PROBLEM REQUIREMENTS:
In the entries below, find every line holding the string "Windows" and collect it.

MATERIAL FOR THIS EXERCISE:
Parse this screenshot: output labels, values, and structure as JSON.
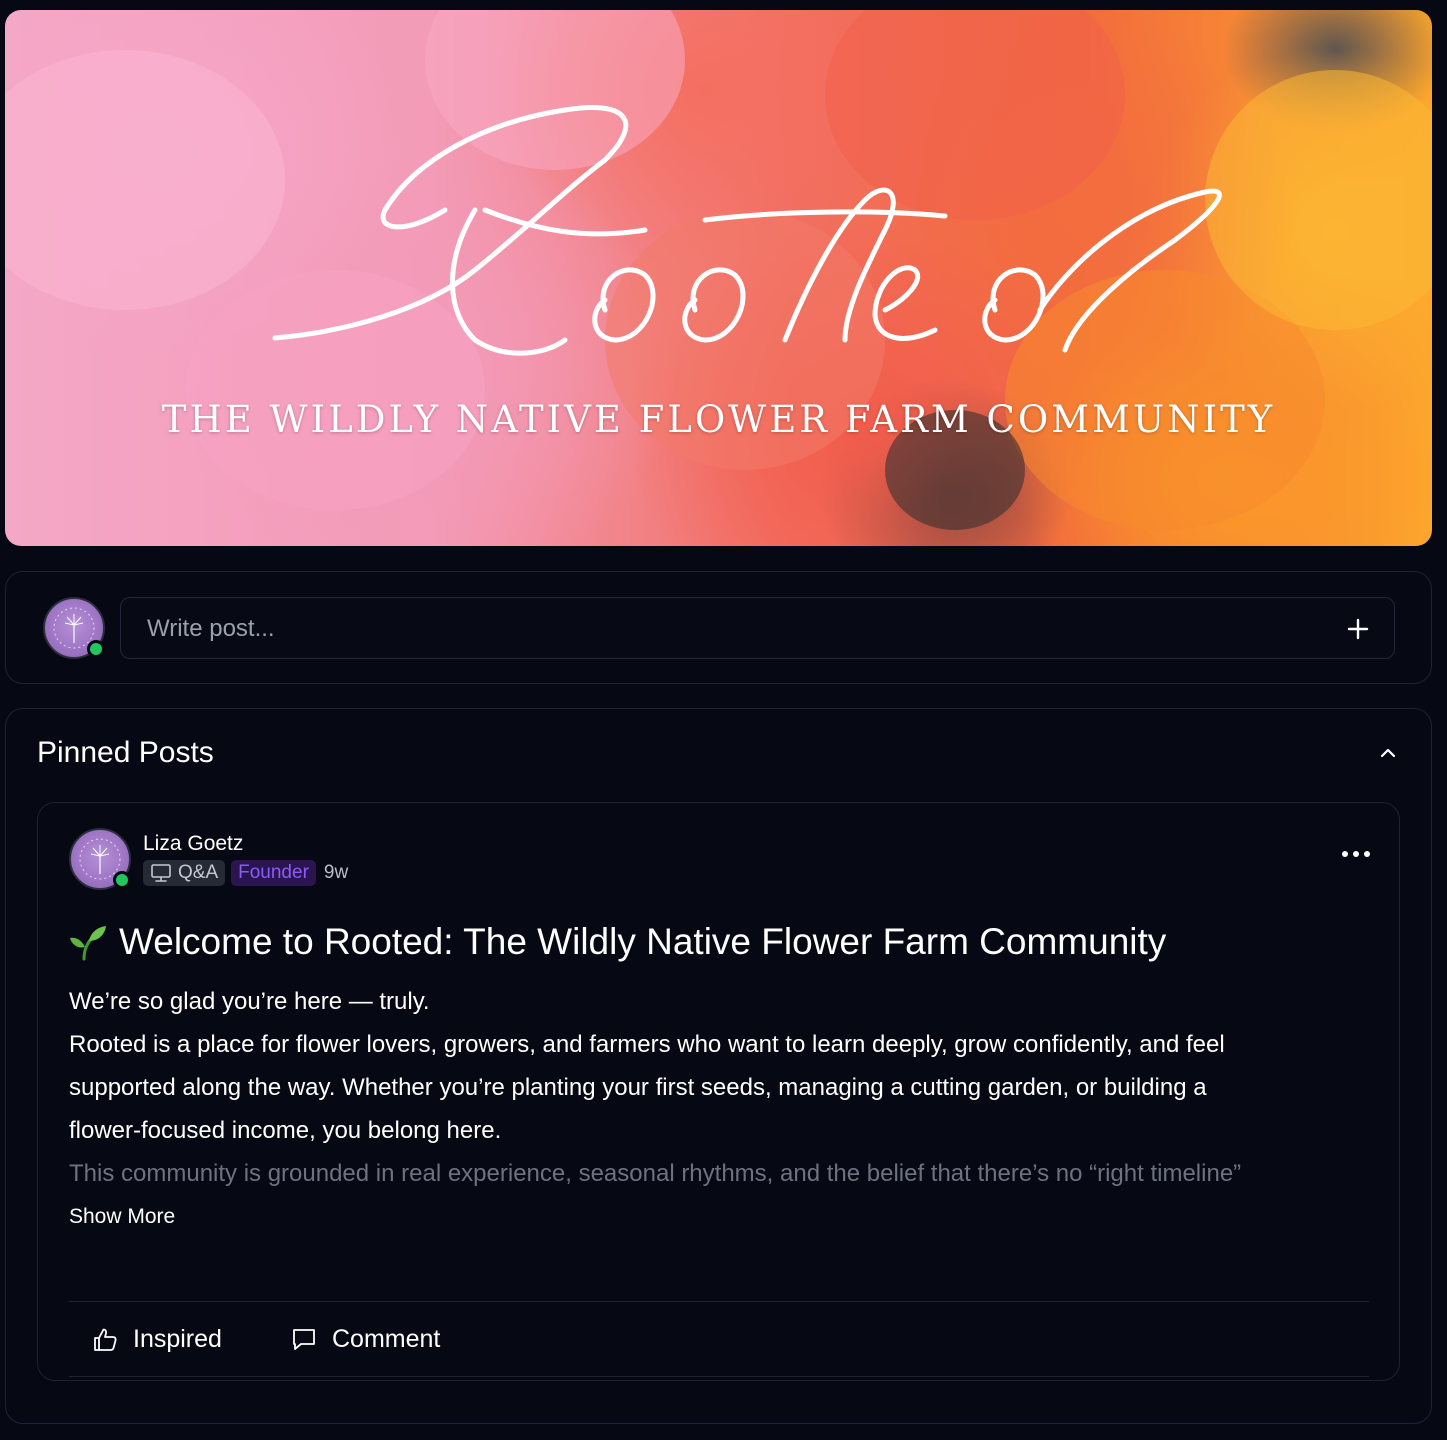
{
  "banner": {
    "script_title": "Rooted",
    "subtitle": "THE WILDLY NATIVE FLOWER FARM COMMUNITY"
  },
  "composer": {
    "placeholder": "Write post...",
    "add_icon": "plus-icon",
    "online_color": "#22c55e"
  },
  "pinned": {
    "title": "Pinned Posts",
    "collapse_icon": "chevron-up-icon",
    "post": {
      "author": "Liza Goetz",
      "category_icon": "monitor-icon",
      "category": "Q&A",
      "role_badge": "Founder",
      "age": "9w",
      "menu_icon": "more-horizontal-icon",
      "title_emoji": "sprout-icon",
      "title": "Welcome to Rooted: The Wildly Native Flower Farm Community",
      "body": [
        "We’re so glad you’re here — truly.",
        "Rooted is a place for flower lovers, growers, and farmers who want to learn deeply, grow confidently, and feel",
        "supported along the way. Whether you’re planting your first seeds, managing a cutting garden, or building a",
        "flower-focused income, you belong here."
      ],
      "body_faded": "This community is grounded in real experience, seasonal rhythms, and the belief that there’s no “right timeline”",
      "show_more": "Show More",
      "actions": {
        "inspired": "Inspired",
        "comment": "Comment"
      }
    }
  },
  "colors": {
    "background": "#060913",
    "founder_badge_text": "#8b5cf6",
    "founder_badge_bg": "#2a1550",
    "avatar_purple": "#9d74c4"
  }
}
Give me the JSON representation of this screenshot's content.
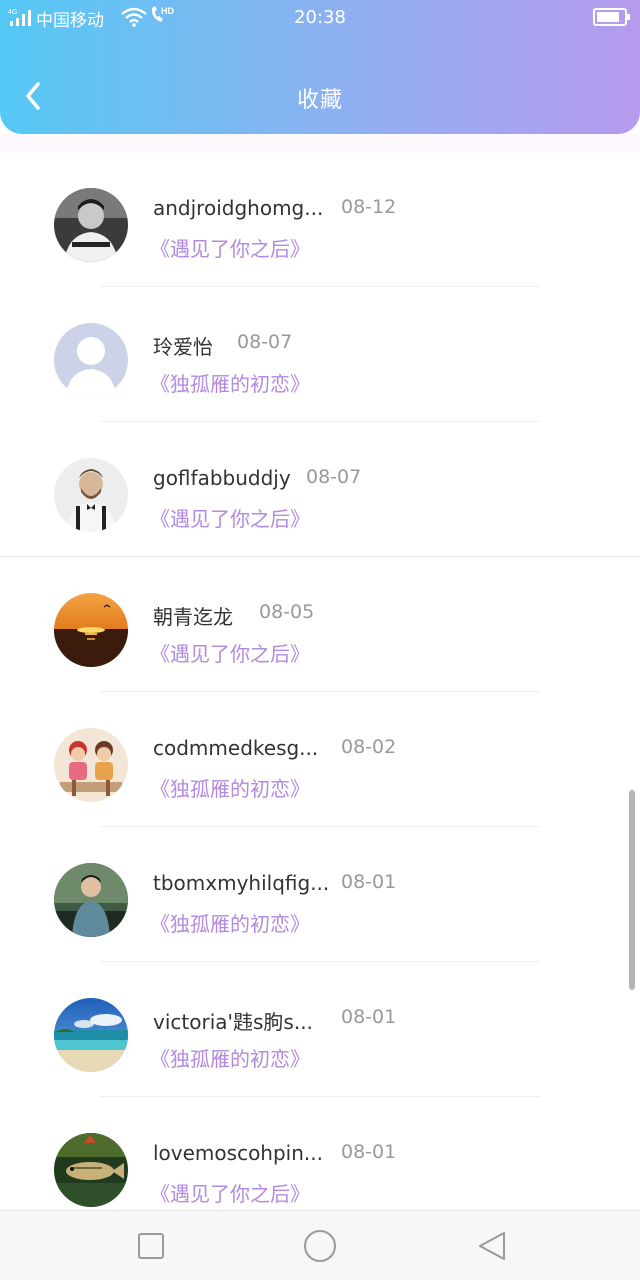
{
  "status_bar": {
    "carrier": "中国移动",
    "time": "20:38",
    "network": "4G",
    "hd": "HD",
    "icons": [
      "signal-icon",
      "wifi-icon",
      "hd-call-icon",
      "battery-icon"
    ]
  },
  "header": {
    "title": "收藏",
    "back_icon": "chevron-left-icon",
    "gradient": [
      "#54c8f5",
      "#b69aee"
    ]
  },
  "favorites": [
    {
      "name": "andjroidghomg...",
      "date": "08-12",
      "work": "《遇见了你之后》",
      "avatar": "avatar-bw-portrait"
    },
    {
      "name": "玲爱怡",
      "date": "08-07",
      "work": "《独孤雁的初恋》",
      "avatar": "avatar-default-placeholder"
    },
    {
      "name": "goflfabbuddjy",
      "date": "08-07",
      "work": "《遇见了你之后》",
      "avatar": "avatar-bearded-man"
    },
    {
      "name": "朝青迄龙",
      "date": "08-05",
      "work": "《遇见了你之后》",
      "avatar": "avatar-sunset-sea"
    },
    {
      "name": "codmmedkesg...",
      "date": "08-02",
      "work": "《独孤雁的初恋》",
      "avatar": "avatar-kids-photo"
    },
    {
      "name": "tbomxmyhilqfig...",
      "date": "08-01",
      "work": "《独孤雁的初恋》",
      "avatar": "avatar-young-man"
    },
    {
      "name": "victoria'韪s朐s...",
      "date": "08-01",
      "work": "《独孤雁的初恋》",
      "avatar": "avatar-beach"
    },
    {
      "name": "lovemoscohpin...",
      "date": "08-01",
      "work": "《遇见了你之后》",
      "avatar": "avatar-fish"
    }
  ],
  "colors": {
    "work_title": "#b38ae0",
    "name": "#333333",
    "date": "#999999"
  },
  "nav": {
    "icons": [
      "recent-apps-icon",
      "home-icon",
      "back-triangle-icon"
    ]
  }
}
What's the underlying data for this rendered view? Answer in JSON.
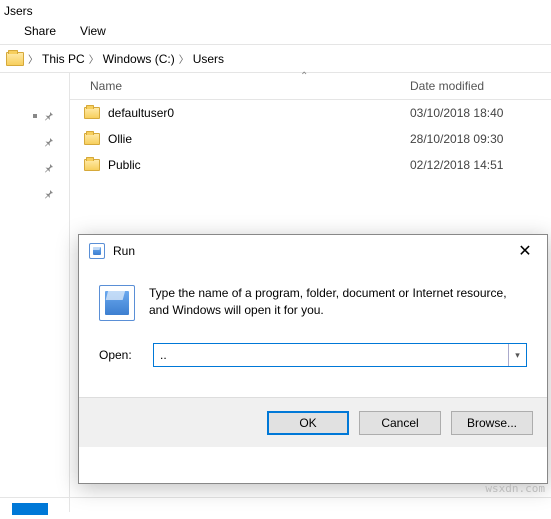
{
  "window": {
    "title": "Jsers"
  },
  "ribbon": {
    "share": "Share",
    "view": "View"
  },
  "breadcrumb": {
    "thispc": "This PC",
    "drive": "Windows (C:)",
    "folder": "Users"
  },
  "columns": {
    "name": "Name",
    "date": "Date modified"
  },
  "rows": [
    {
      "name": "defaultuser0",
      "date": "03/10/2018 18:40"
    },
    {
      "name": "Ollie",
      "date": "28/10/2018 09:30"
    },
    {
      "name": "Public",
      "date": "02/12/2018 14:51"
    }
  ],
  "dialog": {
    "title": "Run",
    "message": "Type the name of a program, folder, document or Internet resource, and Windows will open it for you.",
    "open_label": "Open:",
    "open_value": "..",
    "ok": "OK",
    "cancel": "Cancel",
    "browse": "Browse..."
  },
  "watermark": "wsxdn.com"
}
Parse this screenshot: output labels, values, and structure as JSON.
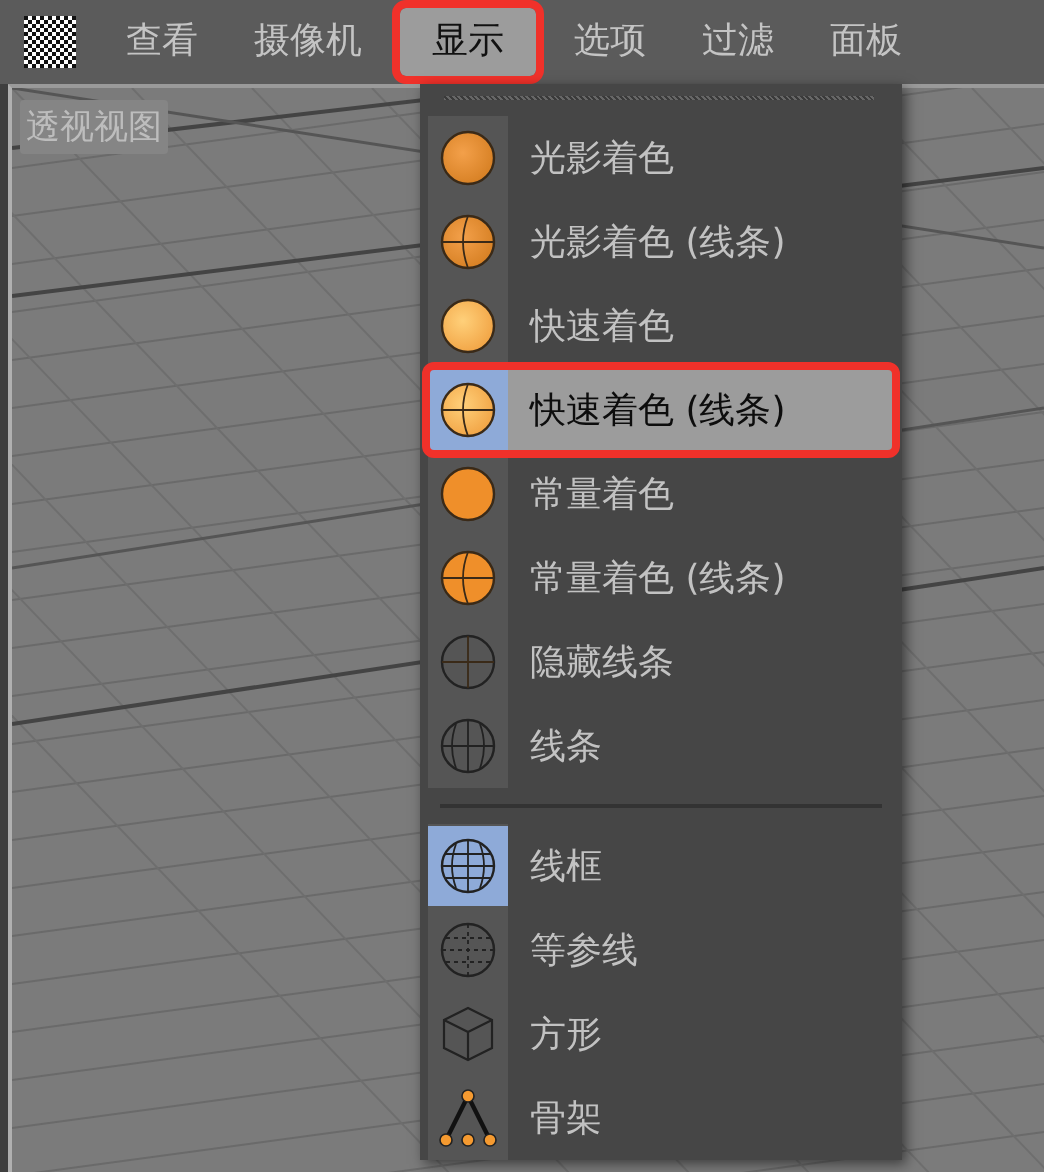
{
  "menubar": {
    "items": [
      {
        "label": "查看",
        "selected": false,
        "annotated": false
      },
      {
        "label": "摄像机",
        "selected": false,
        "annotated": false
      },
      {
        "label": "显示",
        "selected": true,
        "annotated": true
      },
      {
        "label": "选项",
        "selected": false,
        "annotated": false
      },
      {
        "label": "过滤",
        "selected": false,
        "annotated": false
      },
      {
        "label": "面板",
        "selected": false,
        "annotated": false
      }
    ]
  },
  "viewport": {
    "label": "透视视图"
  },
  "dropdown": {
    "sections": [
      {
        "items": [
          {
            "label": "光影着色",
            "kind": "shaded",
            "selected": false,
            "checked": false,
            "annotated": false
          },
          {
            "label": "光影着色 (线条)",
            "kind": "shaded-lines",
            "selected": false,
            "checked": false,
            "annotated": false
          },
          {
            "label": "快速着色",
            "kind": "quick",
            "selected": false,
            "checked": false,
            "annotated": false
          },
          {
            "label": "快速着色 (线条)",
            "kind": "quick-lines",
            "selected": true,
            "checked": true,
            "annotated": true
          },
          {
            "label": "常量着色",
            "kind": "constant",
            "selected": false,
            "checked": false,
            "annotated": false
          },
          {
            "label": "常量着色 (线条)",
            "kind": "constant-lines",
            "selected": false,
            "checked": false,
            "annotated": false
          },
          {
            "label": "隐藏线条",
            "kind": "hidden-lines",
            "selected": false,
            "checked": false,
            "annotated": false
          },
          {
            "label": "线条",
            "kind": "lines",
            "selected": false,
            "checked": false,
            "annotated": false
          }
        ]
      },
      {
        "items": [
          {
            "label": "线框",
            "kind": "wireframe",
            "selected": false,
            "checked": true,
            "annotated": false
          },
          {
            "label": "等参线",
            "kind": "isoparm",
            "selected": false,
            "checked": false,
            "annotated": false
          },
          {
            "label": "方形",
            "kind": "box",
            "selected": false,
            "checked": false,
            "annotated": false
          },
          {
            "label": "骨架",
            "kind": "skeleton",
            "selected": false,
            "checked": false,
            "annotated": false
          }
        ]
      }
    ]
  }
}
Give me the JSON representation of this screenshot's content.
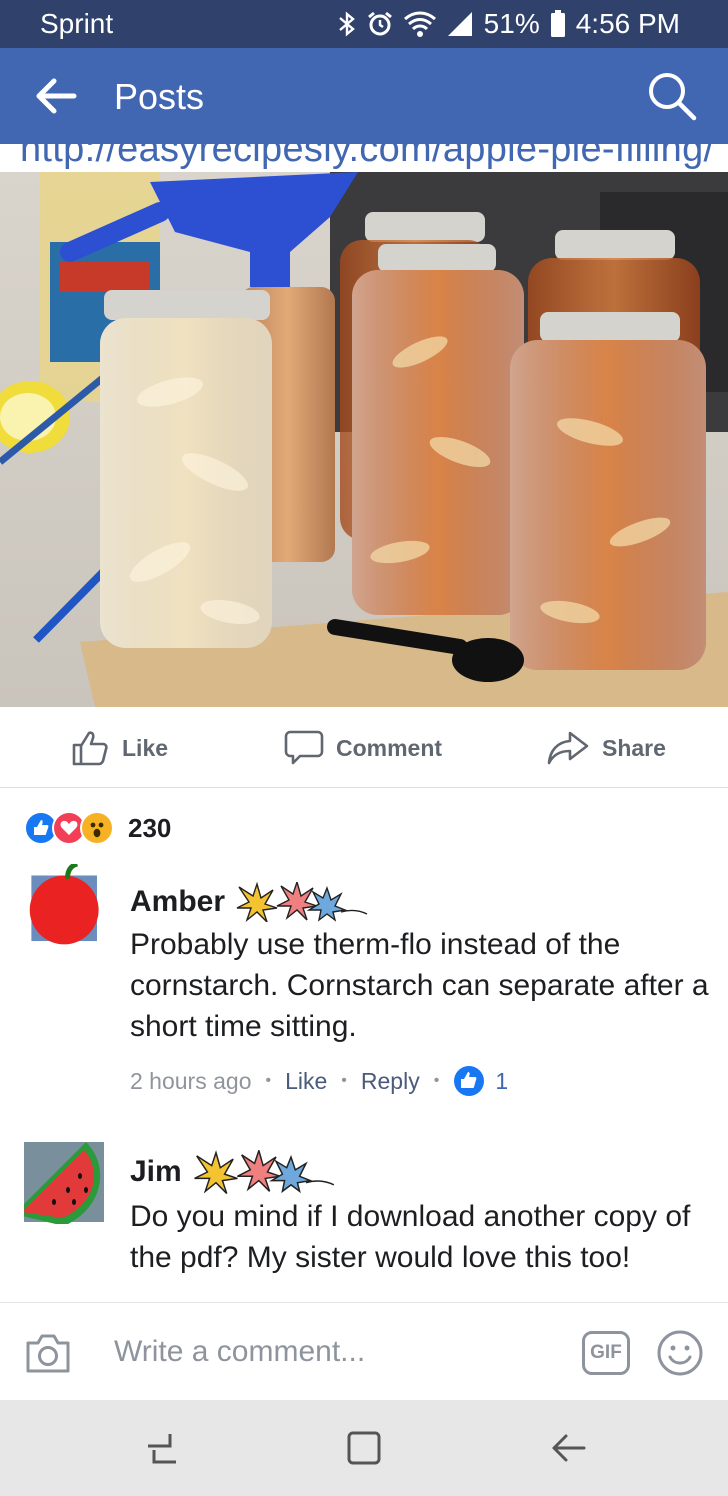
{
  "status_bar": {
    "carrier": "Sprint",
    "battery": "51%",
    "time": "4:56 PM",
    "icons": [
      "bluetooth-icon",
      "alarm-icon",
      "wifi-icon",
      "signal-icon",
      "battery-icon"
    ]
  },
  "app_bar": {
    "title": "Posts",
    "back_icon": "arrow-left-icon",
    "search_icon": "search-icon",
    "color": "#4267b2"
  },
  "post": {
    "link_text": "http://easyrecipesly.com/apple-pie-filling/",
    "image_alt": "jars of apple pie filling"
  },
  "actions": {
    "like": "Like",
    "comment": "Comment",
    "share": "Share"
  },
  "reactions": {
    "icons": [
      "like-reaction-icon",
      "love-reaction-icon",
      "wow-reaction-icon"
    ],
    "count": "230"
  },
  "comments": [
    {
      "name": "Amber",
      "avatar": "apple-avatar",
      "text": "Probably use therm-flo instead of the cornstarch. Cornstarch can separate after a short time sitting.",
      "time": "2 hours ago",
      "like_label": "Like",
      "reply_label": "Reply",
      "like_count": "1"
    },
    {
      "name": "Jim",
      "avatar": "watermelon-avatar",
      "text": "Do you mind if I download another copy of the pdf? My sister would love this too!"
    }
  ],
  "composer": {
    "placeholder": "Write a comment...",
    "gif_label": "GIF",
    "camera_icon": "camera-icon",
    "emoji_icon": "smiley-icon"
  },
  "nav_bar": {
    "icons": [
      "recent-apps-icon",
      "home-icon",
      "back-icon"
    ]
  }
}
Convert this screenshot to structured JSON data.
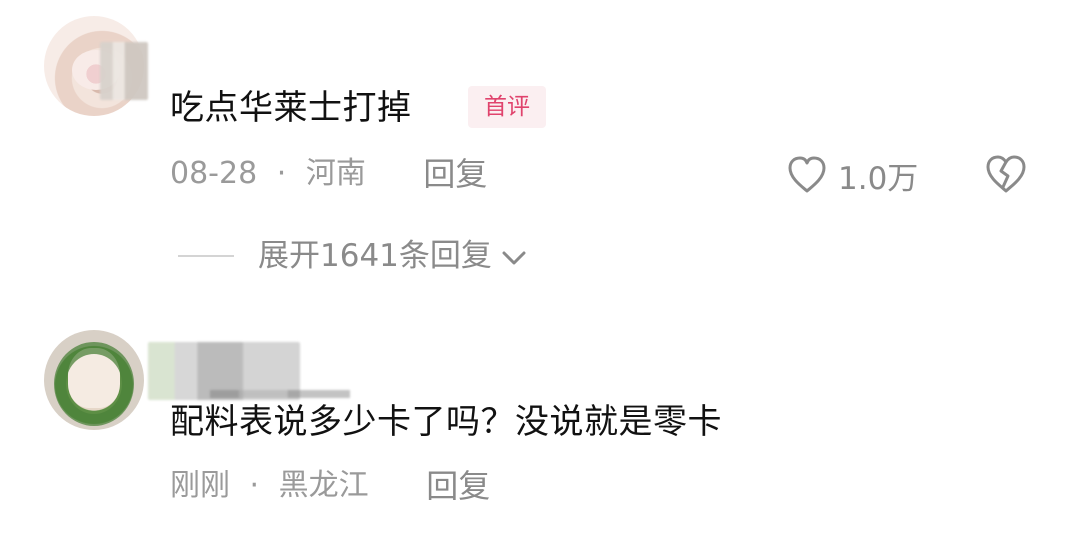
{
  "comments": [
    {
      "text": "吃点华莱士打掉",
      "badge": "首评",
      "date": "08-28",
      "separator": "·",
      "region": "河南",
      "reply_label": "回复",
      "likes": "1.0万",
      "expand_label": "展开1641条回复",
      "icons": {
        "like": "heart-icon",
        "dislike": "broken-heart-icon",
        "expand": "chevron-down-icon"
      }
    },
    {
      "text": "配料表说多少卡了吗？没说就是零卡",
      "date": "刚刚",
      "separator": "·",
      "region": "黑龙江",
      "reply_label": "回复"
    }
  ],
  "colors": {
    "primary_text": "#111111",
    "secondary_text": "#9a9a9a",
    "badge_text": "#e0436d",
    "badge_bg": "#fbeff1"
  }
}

SOLUTION FOR THIS PROBLEM:
    "drive": "Windows (C:)",
    "message": "Type the name of a program, folder, document or Internet resource, and Windows will open it for you.",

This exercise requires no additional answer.